Drop the pictures from the entries below, then reproduce the rest exactly.
(begin)
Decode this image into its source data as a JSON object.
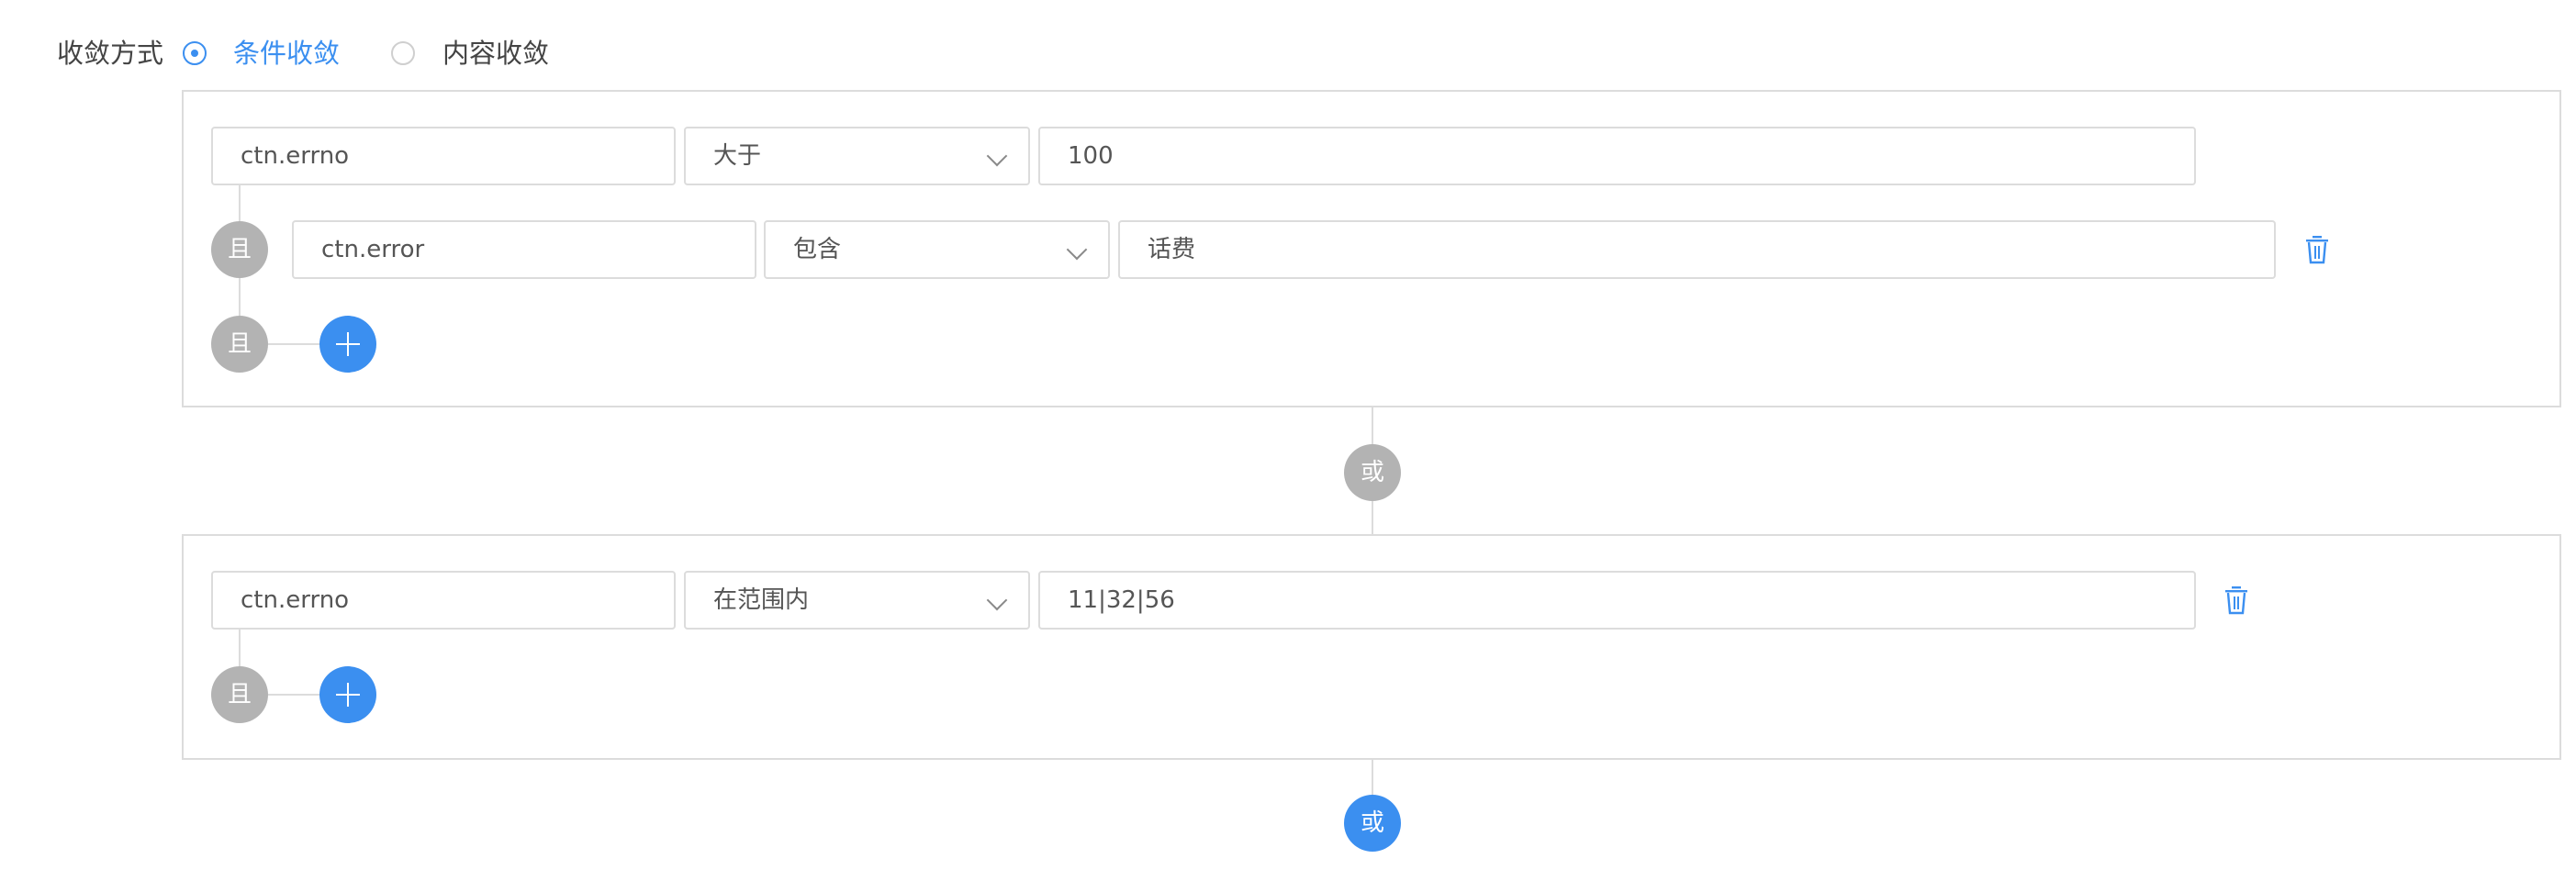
{
  "convergence": {
    "label": "收敛方式",
    "options": [
      {
        "label": "条件收敛",
        "selected": true
      },
      {
        "label": "内容收敛",
        "selected": false
      }
    ]
  },
  "groups": [
    {
      "rows": [
        {
          "field": "ctn.errno",
          "operator": "大于",
          "value": "100"
        },
        {
          "connector": "且",
          "field": "ctn.error",
          "operator": "包含",
          "value": "话费"
        }
      ],
      "add_connector": "且"
    },
    {
      "rows": [
        {
          "field": "ctn.errno",
          "operator": "在范围内",
          "value": "11|32|56"
        }
      ],
      "add_connector": "且"
    }
  ],
  "or_label": "或",
  "add_or_label": "或",
  "colors": {
    "accent": "#3b8ff0",
    "connector_grey": "#b3b3b3",
    "border": "#dcdcdc"
  },
  "icons": {
    "delete": "trash-icon",
    "add": "plus-icon",
    "dropdown": "chevron-down-icon"
  }
}
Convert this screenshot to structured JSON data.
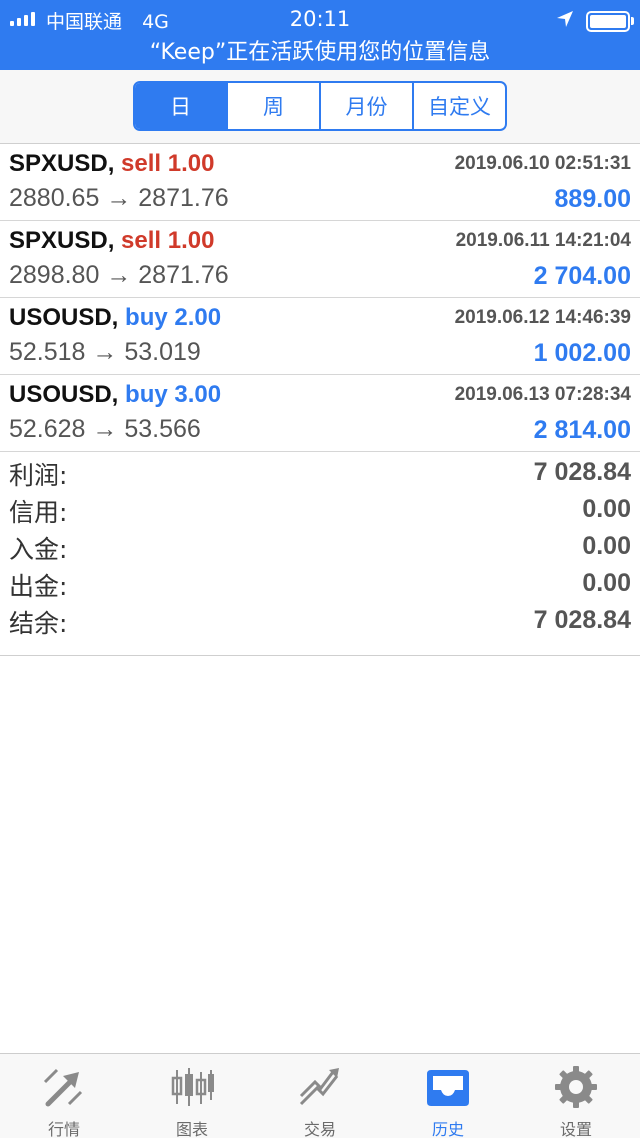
{
  "status_bar": {
    "carrier": "中国联通",
    "network": "4G",
    "time": "20:11",
    "banner": "“Keep”正在活跃使用您的位置信息"
  },
  "period_tabs": [
    {
      "label": "日",
      "active": true
    },
    {
      "label": "周",
      "active": false
    },
    {
      "label": "月份",
      "active": false
    },
    {
      "label": "自定义",
      "active": false
    }
  ],
  "deals": [
    {
      "symbol": "SPXUSD,",
      "action": "sell 1.00",
      "side": "sell",
      "time": "2019.06.10 02:51:31",
      "prices": "2880.65 → 2871.76",
      "profit": "889.00"
    },
    {
      "symbol": "SPXUSD,",
      "action": "sell 1.00",
      "side": "sell",
      "time": "2019.06.11 14:21:04",
      "prices": "2898.80 → 2871.76",
      "profit": "2 704.00"
    },
    {
      "symbol": "USOUSD,",
      "action": "buy 2.00",
      "side": "buy",
      "time": "2019.06.12 14:46:39",
      "prices": "52.518 → 53.019",
      "profit": "1 002.00"
    },
    {
      "symbol": "USOUSD,",
      "action": "buy 3.00",
      "side": "buy",
      "time": "2019.06.13 07:28:34",
      "prices": "52.628 → 53.566",
      "profit": "2 814.00"
    }
  ],
  "summary": [
    {
      "label": "利润:",
      "value": "7 028.84"
    },
    {
      "label": "信用:",
      "value": "0.00"
    },
    {
      "label": "入金:",
      "value": "0.00"
    },
    {
      "label": "出金:",
      "value": "0.00"
    },
    {
      "label": "结余:",
      "value": "7 028.84"
    }
  ],
  "tab_bar": [
    {
      "label": "行情",
      "icon": "quotes-icon",
      "active": false
    },
    {
      "label": "图表",
      "icon": "chart-icon",
      "active": false
    },
    {
      "label": "交易",
      "icon": "trade-icon",
      "active": false
    },
    {
      "label": "历史",
      "icon": "history-icon",
      "active": true
    },
    {
      "label": "设置",
      "icon": "settings-icon",
      "active": false
    }
  ],
  "colors": {
    "accent": "#2f7bf0",
    "sell": "#d03a2a",
    "buy": "#2f7bf0",
    "profit": "#2f7bf0",
    "inactive_icon": "#8a8a8a"
  }
}
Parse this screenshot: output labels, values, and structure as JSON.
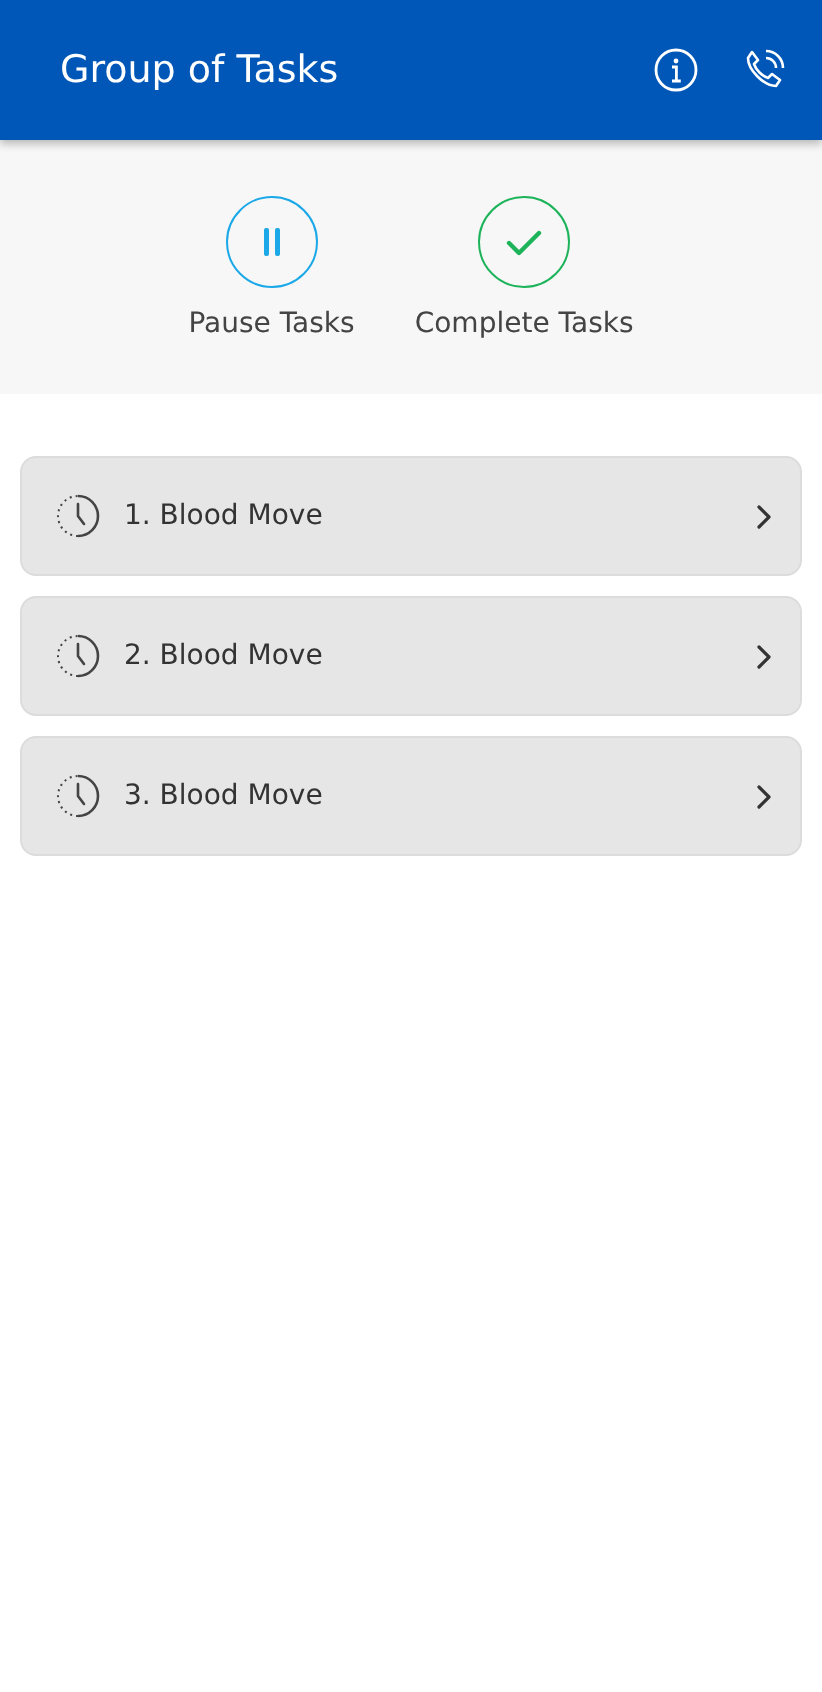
{
  "header": {
    "title": "Group of Tasks"
  },
  "actions": [
    {
      "kind": "pause",
      "label": "Pause Tasks"
    },
    {
      "kind": "complete",
      "label": "Complete Tasks"
    }
  ],
  "tasks": [
    {
      "label": "1. Blood Move"
    },
    {
      "label": "2. Blood Move"
    },
    {
      "label": "3. Blood Move"
    }
  ]
}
(end)
▶ **EXERCISE OUTPUT**
Decode this image into its source data as a JSON object.
{
  "convergence": {
    "label": "收敛方式",
    "options": [
      {
        "label": "条件收敛",
        "selected": true
      },
      {
        "label": "内容收敛",
        "selected": false
      }
    ]
  },
  "groups": [
    {
      "rows": [
        {
          "field": "ctn.errno",
          "operator": "大于",
          "value": "100"
        },
        {
          "connector": "且",
          "field": "ctn.error",
          "operator": "包含",
          "value": "话费"
        }
      ],
      "add_connector": "且"
    },
    {
      "rows": [
        {
          "field": "ctn.errno",
          "operator": "在范围内",
          "value": "11|32|56"
        }
      ],
      "add_connector": "且"
    }
  ],
  "or_label": "或",
  "add_or_label": "或",
  "colors": {
    "accent": "#3b8ff0",
    "connector_grey": "#b3b3b3",
    "border": "#dcdcdc"
  },
  "icons": {
    "delete": "trash-icon",
    "add": "plus-icon",
    "dropdown": "chevron-down-icon"
  }
}
Convert this screenshot to structured JSON data.
{
  "status_bar": {
    "carrier": "中国联通",
    "network": "4G",
    "time": "20:11",
    "banner": "“Keep”正在活跃使用您的位置信息"
  },
  "period_tabs": [
    {
      "label": "日",
      "active": true
    },
    {
      "label": "周",
      "active": false
    },
    {
      "label": "月份",
      "active": false
    },
    {
      "label": "自定义",
      "active": false
    }
  ],
  "deals": [
    {
      "symbol": "SPXUSD,",
      "action": "sell 1.00",
      "side": "sell",
      "time": "2019.06.10 02:51:31",
      "prices": "2880.65 → 2871.76",
      "profit": "889.00"
    },
    {
      "symbol": "SPXUSD,",
      "action": "sell 1.00",
      "side": "sell",
      "time": "2019.06.11 14:21:04",
      "prices": "2898.80 → 2871.76",
      "profit": "2 704.00"
    },
    {
      "symbol": "USOUSD,",
      "action": "buy 2.00",
      "side": "buy",
      "time": "2019.06.12 14:46:39",
      "prices": "52.518 → 53.019",
      "profit": "1 002.00"
    },
    {
      "symbol": "USOUSD,",
      "action": "buy 3.00",
      "side": "buy",
      "time": "2019.06.13 07:28:34",
      "prices": "52.628 → 53.566",
      "profit": "2 814.00"
    }
  ],
  "summary": [
    {
      "label": "利润:",
      "value": "7 028.84"
    },
    {
      "label": "信用:",
      "value": "0.00"
    },
    {
      "label": "入金:",
      "value": "0.00"
    },
    {
      "label": "出金:",
      "value": "0.00"
    },
    {
      "label": "结余:",
      "value": "7 028.84"
    }
  ],
  "tab_bar": [
    {
      "label": "行情",
      "icon": "quotes-icon",
      "active": false
    },
    {
      "label": "图表",
      "icon": "chart-icon",
      "active": false
    },
    {
      "label": "交易",
      "icon": "trade-icon",
      "active": false
    },
    {
      "label": "历史",
      "icon": "history-icon",
      "active": true
    },
    {
      "label": "设置",
      "icon": "settings-icon",
      "active": false
    }
  ],
  "colors": {
    "accent": "#2f7bf0",
    "sell": "#d03a2a",
    "buy": "#2f7bf0",
    "profit": "#2f7bf0",
    "inactive_icon": "#8a8a8a"
  }
}
Parse this screenshot: output labels, values, and structure as JSON.
{
  "header": {
    "title": "Group of Tasks"
  },
  "actions": [
    {
      "kind": "pause",
      "label": "Pause Tasks"
    },
    {
      "kind": "complete",
      "label": "Complete Tasks"
    }
  ],
  "tasks": [
    {
      "label": "1. Blood Move"
    },
    {
      "label": "2. Blood Move"
    },
    {
      "label": "3. Blood Move"
    }
  ]
}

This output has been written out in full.